(Extracted data records)
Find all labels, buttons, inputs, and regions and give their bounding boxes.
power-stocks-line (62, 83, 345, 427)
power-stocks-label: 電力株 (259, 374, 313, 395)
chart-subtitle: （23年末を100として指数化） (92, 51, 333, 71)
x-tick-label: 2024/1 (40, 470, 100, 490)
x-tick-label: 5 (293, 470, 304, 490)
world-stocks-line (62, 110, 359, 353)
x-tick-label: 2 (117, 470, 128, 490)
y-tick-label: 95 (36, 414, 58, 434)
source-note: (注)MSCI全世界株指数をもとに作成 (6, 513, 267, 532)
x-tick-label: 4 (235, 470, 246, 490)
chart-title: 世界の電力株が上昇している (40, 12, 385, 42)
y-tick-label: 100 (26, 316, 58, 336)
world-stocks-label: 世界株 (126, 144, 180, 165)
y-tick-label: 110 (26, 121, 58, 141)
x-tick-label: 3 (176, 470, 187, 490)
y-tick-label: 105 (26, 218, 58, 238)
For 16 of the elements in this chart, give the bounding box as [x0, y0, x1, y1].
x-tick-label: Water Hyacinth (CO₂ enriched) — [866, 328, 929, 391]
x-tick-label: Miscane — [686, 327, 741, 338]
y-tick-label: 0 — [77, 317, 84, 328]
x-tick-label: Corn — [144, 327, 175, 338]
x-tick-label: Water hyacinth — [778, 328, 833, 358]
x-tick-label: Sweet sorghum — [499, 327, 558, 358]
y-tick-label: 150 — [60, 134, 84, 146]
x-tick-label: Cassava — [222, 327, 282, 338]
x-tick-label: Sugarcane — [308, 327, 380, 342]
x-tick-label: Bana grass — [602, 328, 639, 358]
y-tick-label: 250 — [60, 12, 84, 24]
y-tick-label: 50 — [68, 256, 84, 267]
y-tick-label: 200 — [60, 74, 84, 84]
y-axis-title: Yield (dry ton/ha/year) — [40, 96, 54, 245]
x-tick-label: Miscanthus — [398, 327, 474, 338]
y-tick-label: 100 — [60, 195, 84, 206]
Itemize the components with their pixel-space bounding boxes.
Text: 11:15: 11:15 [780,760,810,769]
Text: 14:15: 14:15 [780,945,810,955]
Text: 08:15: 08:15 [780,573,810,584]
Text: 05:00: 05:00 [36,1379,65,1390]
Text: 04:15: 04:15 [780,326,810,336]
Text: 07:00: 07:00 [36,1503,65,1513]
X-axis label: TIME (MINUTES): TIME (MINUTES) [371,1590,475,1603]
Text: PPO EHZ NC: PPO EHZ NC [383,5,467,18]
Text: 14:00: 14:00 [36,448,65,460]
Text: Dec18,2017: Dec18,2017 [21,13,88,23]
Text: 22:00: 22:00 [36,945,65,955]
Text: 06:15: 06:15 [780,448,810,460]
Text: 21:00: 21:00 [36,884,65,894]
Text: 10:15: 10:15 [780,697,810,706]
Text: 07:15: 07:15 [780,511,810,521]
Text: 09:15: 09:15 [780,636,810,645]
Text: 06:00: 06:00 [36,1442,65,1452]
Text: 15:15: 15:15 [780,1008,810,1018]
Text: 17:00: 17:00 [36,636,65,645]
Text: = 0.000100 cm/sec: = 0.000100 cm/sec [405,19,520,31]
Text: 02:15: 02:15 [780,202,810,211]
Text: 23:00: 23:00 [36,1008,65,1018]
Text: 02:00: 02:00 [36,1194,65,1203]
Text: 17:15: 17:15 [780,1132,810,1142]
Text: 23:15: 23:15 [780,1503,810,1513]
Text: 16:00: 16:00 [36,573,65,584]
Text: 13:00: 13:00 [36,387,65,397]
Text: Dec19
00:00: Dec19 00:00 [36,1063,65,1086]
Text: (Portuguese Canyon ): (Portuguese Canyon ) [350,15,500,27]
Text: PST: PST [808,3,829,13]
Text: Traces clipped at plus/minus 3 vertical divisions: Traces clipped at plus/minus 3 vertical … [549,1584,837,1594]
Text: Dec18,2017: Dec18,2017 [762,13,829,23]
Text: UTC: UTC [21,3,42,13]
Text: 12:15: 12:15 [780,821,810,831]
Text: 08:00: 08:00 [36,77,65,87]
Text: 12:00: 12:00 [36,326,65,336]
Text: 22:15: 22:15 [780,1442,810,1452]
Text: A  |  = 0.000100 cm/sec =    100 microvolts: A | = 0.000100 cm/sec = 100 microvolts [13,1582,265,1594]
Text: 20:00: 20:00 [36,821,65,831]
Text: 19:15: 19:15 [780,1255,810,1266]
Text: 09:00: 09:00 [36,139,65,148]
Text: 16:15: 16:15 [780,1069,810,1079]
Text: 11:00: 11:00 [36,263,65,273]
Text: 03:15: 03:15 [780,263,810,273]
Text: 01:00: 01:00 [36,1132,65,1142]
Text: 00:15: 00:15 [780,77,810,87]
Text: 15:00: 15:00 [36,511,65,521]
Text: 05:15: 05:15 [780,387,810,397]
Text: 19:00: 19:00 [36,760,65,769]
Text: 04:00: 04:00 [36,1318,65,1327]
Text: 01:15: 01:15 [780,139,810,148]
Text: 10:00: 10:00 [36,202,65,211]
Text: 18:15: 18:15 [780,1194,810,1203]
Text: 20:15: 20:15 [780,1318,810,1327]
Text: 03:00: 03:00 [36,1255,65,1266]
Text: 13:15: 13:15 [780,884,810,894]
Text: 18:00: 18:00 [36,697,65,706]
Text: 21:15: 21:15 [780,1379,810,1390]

EXERCISE PROMPT>
Revise the records above so that every "x-tick-label" becomes "x-axis-tick", leaving everything else unchanged.

CORRECT RESULT>
Find all labels, buttons, inputs, and regions and give their bounding boxes.
power-stocks-line (62, 83, 345, 427)
power-stocks-label: 電力株 (259, 374, 313, 395)
chart-subtitle: （23年末を100として指数化） (92, 51, 333, 71)
x-axis-tick: 2024/1 (40, 470, 100, 490)
x-axis-tick: 5 (293, 470, 304, 490)
world-stocks-line (62, 110, 359, 353)
x-axis-tick: 2 (117, 470, 128, 490)
y-tick-label: 95 (36, 414, 58, 434)
source-note: (注)MSCI全世界株指数をもとに作成 (6, 513, 267, 532)
x-axis-tick: 4 (235, 470, 246, 490)
chart-title: 世界の電力株が上昇している (40, 12, 385, 42)
y-tick-label: 100 (26, 316, 58, 336)
world-stocks-label: 世界株 (126, 144, 180, 165)
y-tick-label: 110 (26, 121, 58, 141)
x-axis-tick: 3 (176, 470, 187, 490)
y-tick-label: 105 (26, 218, 58, 238)
For 16 of the elements in this chart, give the bounding box as [x0, y0, x1, y1].
x-axis-tick: Water Hyacinth (CO₂ enriched) — [866, 328, 929, 391]
x-axis-tick: Miscane — [686, 327, 741, 338]
y-tick-label: 0 — [77, 317, 84, 328]
x-axis-tick: Corn — [144, 327, 175, 338]
x-axis-tick: Water hyacinth — [778, 328, 833, 358]
x-axis-tick: Sweet sorghum — [499, 327, 558, 358]
y-tick-label: 150 — [60, 134, 84, 146]
x-axis-tick: Cassava — [222, 327, 282, 338]
x-axis-tick: Sugarcane — [308, 327, 380, 342]
x-axis-tick: Bana grass — [602, 328, 639, 358]
y-tick-label: 250 — [60, 12, 84, 24]
y-tick-label: 50 — [68, 256, 84, 267]
y-tick-label: 200 — [60, 74, 84, 84]
y-axis-title: Yield (dry ton/ha/year) — [40, 96, 54, 245]
x-axis-tick: Miscanthus — [398, 327, 474, 338]
y-tick-label: 100 — [60, 195, 84, 206]
Itemize the components with their pixel-space bounding boxes.
Text: 11:15: 11:15 [780,760,810,769]
Text: 14:15: 14:15 [780,945,810,955]
Text: 08:15: 08:15 [780,573,810,584]
Text: 05:00: 05:00 [36,1379,65,1390]
Text: 04:15: 04:15 [780,326,810,336]
Text: 07:00: 07:00 [36,1503,65,1513]
X-axis label: TIME (MINUTES): TIME (MINUTES) [371,1590,475,1603]
Text: PPO EHZ NC: PPO EHZ NC [383,5,467,18]
Text: 14:00: 14:00 [36,448,65,460]
Text: Dec18,2017: Dec18,2017 [21,13,88,23]
Text: 22:00: 22:00 [36,945,65,955]
Text: 06:15: 06:15 [780,448,810,460]
Text: 21:00: 21:00 [36,884,65,894]
Text: 10:15: 10:15 [780,697,810,706]
Text: 07:15: 07:15 [780,511,810,521]
Text: 09:15: 09:15 [780,636,810,645]
Text: 06:00: 06:00 [36,1442,65,1452]
Text: 15:15: 15:15 [780,1008,810,1018]
Text: 17:00: 17:00 [36,636,65,645]
Text: = 0.000100 cm/sec: = 0.000100 cm/sec [405,19,520,31]
Text: 02:15: 02:15 [780,202,810,211]
Text: 23:00: 23:00 [36,1008,65,1018]
Text: 02:00: 02:00 [36,1194,65,1203]
Text: 17:15: 17:15 [780,1132,810,1142]
Text: 23:15: 23:15 [780,1503,810,1513]
Text: 16:00: 16:00 [36,573,65,584]
Text: 13:00: 13:00 [36,387,65,397]
Text: Dec19
00:00: Dec19 00:00 [36,1063,65,1086]
Text: (Portuguese Canyon ): (Portuguese Canyon ) [350,15,500,27]
Text: PST: PST [808,3,829,13]
Text: Traces clipped at plus/minus 3 vertical divisions: Traces clipped at plus/minus 3 vertical … [549,1584,837,1594]
Text: Dec18,2017: Dec18,2017 [762,13,829,23]
Text: UTC: UTC [21,3,42,13]
Text: 12:15: 12:15 [780,821,810,831]
Text: 08:00: 08:00 [36,77,65,87]
Text: 12:00: 12:00 [36,326,65,336]
Text: 22:15: 22:15 [780,1442,810,1452]
Text: A  |  = 0.000100 cm/sec =    100 microvolts: A | = 0.000100 cm/sec = 100 microvolts [13,1582,265,1594]
Text: 20:00: 20:00 [36,821,65,831]
Text: 19:15: 19:15 [780,1255,810,1266]
Text: 09:00: 09:00 [36,139,65,148]
Text: 16:15: 16:15 [780,1069,810,1079]
Text: 11:00: 11:00 [36,263,65,273]
Text: 03:15: 03:15 [780,263,810,273]
Text: 01:00: 01:00 [36,1132,65,1142]
Text: 00:15: 00:15 [780,77,810,87]
Text: 15:00: 15:00 [36,511,65,521]
Text: 05:15: 05:15 [780,387,810,397]
Text: 19:00: 19:00 [36,760,65,769]
Text: 04:00: 04:00 [36,1318,65,1327]
Text: 01:15: 01:15 [780,139,810,148]
Text: 10:00: 10:00 [36,202,65,211]
Text: 18:15: 18:15 [780,1194,810,1203]
Text: 20:15: 20:15 [780,1318,810,1327]
Text: 03:00: 03:00 [36,1255,65,1266]
Text: 13:15: 13:15 [780,884,810,894]
Text: 18:00: 18:00 [36,697,65,706]
Text: 21:15: 21:15 [780,1379,810,1390]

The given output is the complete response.